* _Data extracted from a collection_
= = = = =
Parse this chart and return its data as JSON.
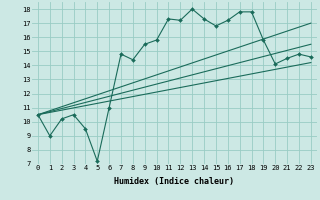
{
  "title": "",
  "xlabel": "Humidex (Indice chaleur)",
  "bg_color": "#cce8e4",
  "grid_color": "#99ccc4",
  "line_color": "#1a6b5a",
  "xlim": [
    -0.5,
    23.5
  ],
  "ylim": [
    7,
    18.5
  ],
  "xticks": [
    0,
    1,
    2,
    3,
    4,
    5,
    6,
    7,
    8,
    9,
    10,
    11,
    12,
    13,
    14,
    15,
    16,
    17,
    18,
    19,
    20,
    21,
    22,
    23
  ],
  "yticks": [
    7,
    8,
    9,
    10,
    11,
    12,
    13,
    14,
    15,
    16,
    17,
    18
  ],
  "line1_x": [
    0,
    1,
    2,
    3,
    4,
    5,
    6,
    7,
    8,
    9,
    10,
    11,
    12,
    13,
    14,
    15,
    16,
    17,
    18,
    19,
    20,
    21,
    22,
    23
  ],
  "line1_y": [
    10.5,
    9.0,
    10.2,
    10.5,
    9.5,
    7.2,
    11.0,
    14.8,
    14.4,
    15.5,
    15.8,
    17.3,
    17.2,
    18.0,
    17.3,
    16.8,
    17.2,
    17.8,
    17.8,
    15.8,
    14.1,
    14.5,
    14.8,
    14.6
  ],
  "line2_x": [
    0,
    23
  ],
  "line2_y": [
    10.5,
    17.0
  ],
  "line3_x": [
    0,
    23
  ],
  "line3_y": [
    10.5,
    15.5
  ],
  "line4_x": [
    0,
    23
  ],
  "line4_y": [
    10.5,
    14.2
  ],
  "tick_fontsize": 5.0,
  "xlabel_fontsize": 6.0
}
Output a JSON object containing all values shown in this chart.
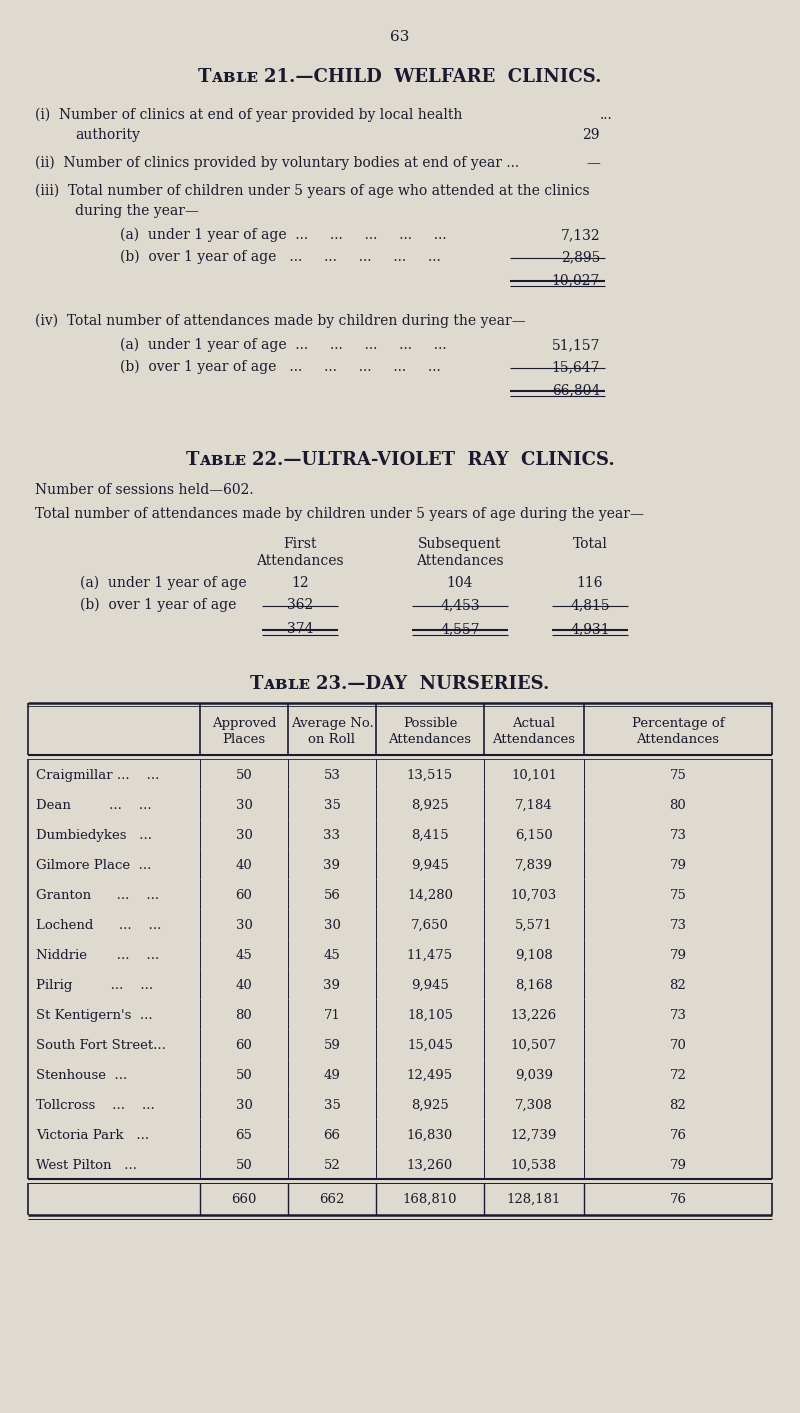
{
  "bg_color": "#dedad0",
  "text_color": "#1a1a2e",
  "page_number": "63",
  "table21_title": "Tᴀʙʟᴇ 21.—CHILD  WELFARE  CLINICS.",
  "table22_title": "Tᴀʙʟᴇ 22.—ULTRA-VIOLET  RAY  CLINICS.",
  "table23_title": "Tᴀʙʟᴇ 23.—DAY  NURSERIES.",
  "table22_sessions": "Number of sessions held—602.",
  "table22_intro": "Total number of attendances made by children under 5 years of age during the year—",
  "table23_col_headers": [
    "Approved\nPlaces",
    "Average No.\non Roll",
    "Possible\nAttendances",
    "Actual\nAttendances",
    "Percentage of\nAttendances"
  ],
  "table23_rows": [
    {
      "name": "Craigmillar ...    ...",
      "approved": "50",
      "avg_roll": "53",
      "possible": "13,515",
      "actual": "10,101",
      "pct": "75"
    },
    {
      "name": "Dean         ...    ...",
      "approved": "30",
      "avg_roll": "35",
      "possible": "8,925",
      "actual": "7,184",
      "pct": "80"
    },
    {
      "name": "Dumbiedykes   ...",
      "approved": "30",
      "avg_roll": "33",
      "possible": "8,415",
      "actual": "6,150",
      "pct": "73"
    },
    {
      "name": "Gilmore Place  ...",
      "approved": "40",
      "avg_roll": "39",
      "possible": "9,945",
      "actual": "7,839",
      "pct": "79"
    },
    {
      "name": "Granton      ...    ...",
      "approved": "60",
      "avg_roll": "56",
      "possible": "14,280",
      "actual": "10,703",
      "pct": "75"
    },
    {
      "name": "Lochend      ...    ...",
      "approved": "30",
      "avg_roll": "30",
      "possible": "7,650",
      "actual": "5,571",
      "pct": "73"
    },
    {
      "name": "Niddrie       ...    ...",
      "approved": "45",
      "avg_roll": "45",
      "possible": "11,475",
      "actual": "9,108",
      "pct": "79"
    },
    {
      "name": "Pilrig         ...    ...",
      "approved": "40",
      "avg_roll": "39",
      "possible": "9,945",
      "actual": "8,168",
      "pct": "82"
    },
    {
      "name": "St Kentigern's  ...",
      "approved": "80",
      "avg_roll": "71",
      "possible": "18,105",
      "actual": "13,226",
      "pct": "73"
    },
    {
      "name": "South Fort Street...",
      "approved": "60",
      "avg_roll": "59",
      "possible": "15,045",
      "actual": "10,507",
      "pct": "70"
    },
    {
      "name": "Stenhouse  ...",
      "approved": "50",
      "avg_roll": "49",
      "possible": "12,495",
      "actual": "9,039",
      "pct": "72"
    },
    {
      "name": "Tollcross    ...    ...",
      "approved": "30",
      "avg_roll": "35",
      "possible": "8,925",
      "actual": "7,308",
      "pct": "82"
    },
    {
      "name": "Victoria Park   ...",
      "approved": "65",
      "avg_roll": "66",
      "possible": "16,830",
      "actual": "12,739",
      "pct": "76"
    },
    {
      "name": "West Pilton   ...",
      "approved": "50",
      "avg_roll": "52",
      "possible": "13,260",
      "actual": "10,538",
      "pct": "79"
    }
  ],
  "table23_totals": {
    "approved": "660",
    "avg_roll": "662",
    "possible": "168,810",
    "actual": "128,181",
    "pct": "76"
  }
}
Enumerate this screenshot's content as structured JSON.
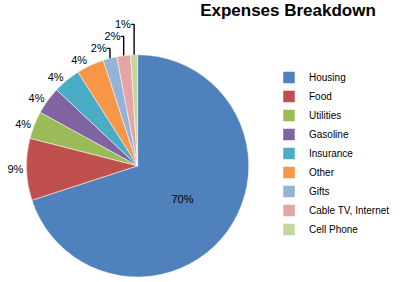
{
  "chart_data": {
    "type": "pie",
    "title": "Expenses Breakdown",
    "categories": [
      "Housing",
      "Food",
      "Utilities",
      "Gasoline",
      "Insurance",
      "Other",
      "Gifts",
      "Cable TV, Internet",
      "Cell Phone"
    ],
    "values": [
      70,
      9,
      4,
      4,
      4,
      4,
      2,
      2,
      1
    ],
    "value_labels": [
      "70%",
      "9%",
      "4%",
      "4%",
      "4%",
      "4%",
      "2%",
      "2%",
      "1%"
    ],
    "colors": [
      "#4f81bd",
      "#c0504d",
      "#9bbb59",
      "#8064a2",
      "#4bacc6",
      "#f79646",
      "#95b3d7",
      "#e6a5a4",
      "#c3d69b"
    ],
    "data_labels": true,
    "legend": "right"
  }
}
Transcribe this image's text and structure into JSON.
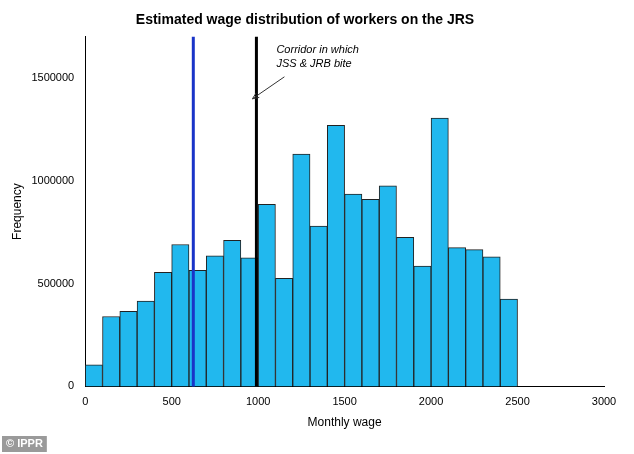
{
  "chart_data": {
    "type": "histogram",
    "title": "Estimated wage distribution of workers on the JRS",
    "x_label": "Monthly wage",
    "y_label": "Frequency",
    "bins": [
      0,
      100,
      200,
      300,
      400,
      500,
      600,
      700,
      800,
      900,
      1000,
      1100,
      1200,
      1300,
      1400,
      1500,
      1600,
      1700,
      1800,
      1900,
      2000,
      2100,
      2200,
      2300,
      2400,
      2500
    ],
    "values": [
      105000,
      340000,
      365000,
      415000,
      555000,
      690000,
      565000,
      635000,
      710000,
      625000,
      885000,
      525000,
      1130000,
      780000,
      1270000,
      935000,
      910000,
      975000,
      725000,
      585000,
      1305000,
      675000,
      665000,
      630000,
      425000
    ],
    "color": "#21b8ee",
    "reference_lines": [
      {
        "x": 625,
        "color": "#1a34c8"
      },
      {
        "x": 990,
        "color": "#000000"
      }
    ],
    "annotation": [
      "Corridor in which",
      "JSS & JRB bite"
    ],
    "source": "© IPPR",
    "xlim": [
      0,
      3000
    ],
    "xticks": [
      0,
      500,
      1000,
      1500,
      2000,
      2500,
      3000
    ],
    "ylim": [
      0,
      1700000
    ],
    "yticks": [
      0,
      500000,
      1000000,
      1500000
    ],
    "grid": false
  }
}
= = = = =
* _Task directions_
Give the data again exactly as written, with all pictures left out.

* _Correct response_
Parse this chart and return its data as JSON.
{
  "title": "",
  "xlabel": "Humidex (Indice chaleur)",
  "bg_color": "#cce8e4",
  "grid_color": "#99ccc4",
  "line_color": "#1a6b5a",
  "xlim": [
    -0.5,
    23.5
  ],
  "ylim": [
    7,
    18.5
  ],
  "xticks": [
    0,
    1,
    2,
    3,
    4,
    5,
    6,
    7,
    8,
    9,
    10,
    11,
    12,
    13,
    14,
    15,
    16,
    17,
    18,
    19,
    20,
    21,
    22,
    23
  ],
  "yticks": [
    7,
    8,
    9,
    10,
    11,
    12,
    13,
    14,
    15,
    16,
    17,
    18
  ],
  "line1_x": [
    0,
    1,
    2,
    3,
    4,
    5,
    6,
    7,
    8,
    9,
    10,
    11,
    12,
    13,
    14,
    15,
    16,
    17,
    18,
    19,
    20,
    21,
    22,
    23
  ],
  "line1_y": [
    10.5,
    9.0,
    10.2,
    10.5,
    9.5,
    7.2,
    11.0,
    14.8,
    14.4,
    15.5,
    15.8,
    17.3,
    17.2,
    18.0,
    17.3,
    16.8,
    17.2,
    17.8,
    17.8,
    15.8,
    14.1,
    14.5,
    14.8,
    14.6
  ],
  "line2_x": [
    0,
    23
  ],
  "line2_y": [
    10.5,
    17.0
  ],
  "line3_x": [
    0,
    23
  ],
  "line3_y": [
    10.5,
    15.5
  ],
  "line4_x": [
    0,
    23
  ],
  "line4_y": [
    10.5,
    14.2
  ],
  "tick_fontsize": 5.0,
  "xlabel_fontsize": 6.0
}
Output a JSON object containing all values shown in this chart.
{
  "bg_color": "#dedad0",
  "text_color": "#1a1a2e",
  "page_number": "63",
  "table21_title": "Tᴀʙʟᴇ 21.—CHILD  WELFARE  CLINICS.",
  "table22_title": "Tᴀʙʟᴇ 22.—ULTRA-VIOLET  RAY  CLINICS.",
  "table23_title": "Tᴀʙʟᴇ 23.—DAY  NURSERIES.",
  "table22_sessions": "Number of sessions held—602.",
  "table22_intro": "Total number of attendances made by children under 5 years of age during the year—",
  "table23_col_headers": [
    "Approved\nPlaces",
    "Average No.\non Roll",
    "Possible\nAttendances",
    "Actual\nAttendances",
    "Percentage of\nAttendances"
  ],
  "table23_rows": [
    {
      "name": "Craigmillar ...    ...",
      "approved": "50",
      "avg_roll": "53",
      "possible": "13,515",
      "actual": "10,101",
      "pct": "75"
    },
    {
      "name": "Dean         ...    ...",
      "approved": "30",
      "avg_roll": "35",
      "possible": "8,925",
      "actual": "7,184",
      "pct": "80"
    },
    {
      "name": "Dumbiedykes   ...",
      "approved": "30",
      "avg_roll": "33",
      "possible": "8,415",
      "actual": "6,150",
      "pct": "73"
    },
    {
      "name": "Gilmore Place  ...",
      "approved": "40",
      "avg_roll": "39",
      "possible": "9,945",
      "actual": "7,839",
      "pct": "79"
    },
    {
      "name": "Granton      ...    ...",
      "approved": "60",
      "avg_roll": "56",
      "possible": "14,280",
      "actual": "10,703",
      "pct": "75"
    },
    {
      "name": "Lochend      ...    ...",
      "approved": "30",
      "avg_roll": "30",
      "possible": "7,650",
      "actual": "5,571",
      "pct": "73"
    },
    {
      "name": "Niddrie       ...    ...",
      "approved": "45",
      "avg_roll": "45",
      "possible": "11,475",
      "actual": "9,108",
      "pct": "79"
    },
    {
      "name": "Pilrig         ...    ...",
      "approved": "40",
      "avg_roll": "39",
      "possible": "9,945",
      "actual": "8,168",
      "pct": "82"
    },
    {
      "name": "St Kentigern's  ...",
      "approved": "80",
      "avg_roll": "71",
      "possible": "18,105",
      "actual": "13,226",
      "pct": "73"
    },
    {
      "name": "South Fort Street...",
      "approved": "60",
      "avg_roll": "59",
      "possible": "15,045",
      "actual": "10,507",
      "pct": "70"
    },
    {
      "name": "Stenhouse  ...",
      "approved": "50",
      "avg_roll": "49",
      "possible": "12,495",
      "actual": "9,039",
      "pct": "72"
    },
    {
      "name": "Tollcross    ...    ...",
      "approved": "30",
      "avg_roll": "35",
      "possible": "8,925",
      "actual": "7,308",
      "pct": "82"
    },
    {
      "name": "Victoria Park   ...",
      "approved": "65",
      "avg_roll": "66",
      "possible": "16,830",
      "actual": "12,739",
      "pct": "76"
    },
    {
      "name": "West Pilton   ...",
      "approved": "50",
      "avg_roll": "52",
      "possible": "13,260",
      "actual": "10,538",
      "pct": "79"
    }
  ],
  "table23_totals": {
    "approved": "660",
    "avg_roll": "662",
    "possible": "168,810",
    "actual": "128,181",
    "pct": "76"
  }
}
Enumerate this screenshot's content as structured JSON.
{
  "chart_data": {
    "type": "pie",
    "title": "Expenses Breakdown",
    "categories": [
      "Housing",
      "Food",
      "Utilities",
      "Gasoline",
      "Insurance",
      "Other",
      "Gifts",
      "Cable TV, Internet",
      "Cell Phone"
    ],
    "values": [
      70,
      9,
      4,
      4,
      4,
      4,
      2,
      2,
      1
    ],
    "value_labels": [
      "70%",
      "9%",
      "4%",
      "4%",
      "4%",
      "4%",
      "2%",
      "2%",
      "1%"
    ],
    "colors": [
      "#4f81bd",
      "#c0504d",
      "#9bbb59",
      "#8064a2",
      "#4bacc6",
      "#f79646",
      "#95b3d7",
      "#e6a5a4",
      "#c3d69b"
    ],
    "data_labels": true,
    "legend": "right"
  }
}
Transcribe this image's text and structure into JSON.
{
  "chart_data": {
    "type": "histogram",
    "title": "Estimated wage distribution of workers on the JRS",
    "x_label": "Monthly wage",
    "y_label": "Frequency",
    "bins": [
      0,
      100,
      200,
      300,
      400,
      500,
      600,
      700,
      800,
      900,
      1000,
      1100,
      1200,
      1300,
      1400,
      1500,
      1600,
      1700,
      1800,
      1900,
      2000,
      2100,
      2200,
      2300,
      2400,
      2500
    ],
    "values": [
      105000,
      340000,
      365000,
      415000,
      555000,
      690000,
      565000,
      635000,
      710000,
      625000,
      885000,
      525000,
      1130000,
      780000,
      1270000,
      935000,
      910000,
      975000,
      725000,
      585000,
      1305000,
      675000,
      665000,
      630000,
      425000
    ],
    "color": "#21b8ee",
    "reference_lines": [
      {
        "x": 625,
        "color": "#1a34c8"
      },
      {
        "x": 990,
        "color": "#000000"
      }
    ],
    "annotation": [
      "Corridor in which",
      "JSS & JRB bite"
    ],
    "source": "© IPPR",
    "xlim": [
      0,
      3000
    ],
    "xticks": [
      0,
      500,
      1000,
      1500,
      2000,
      2500,
      3000
    ],
    "ylim": [
      0,
      1700000
    ],
    "yticks": [
      0,
      500000,
      1000000,
      1500000
    ],
    "grid": false
  }
}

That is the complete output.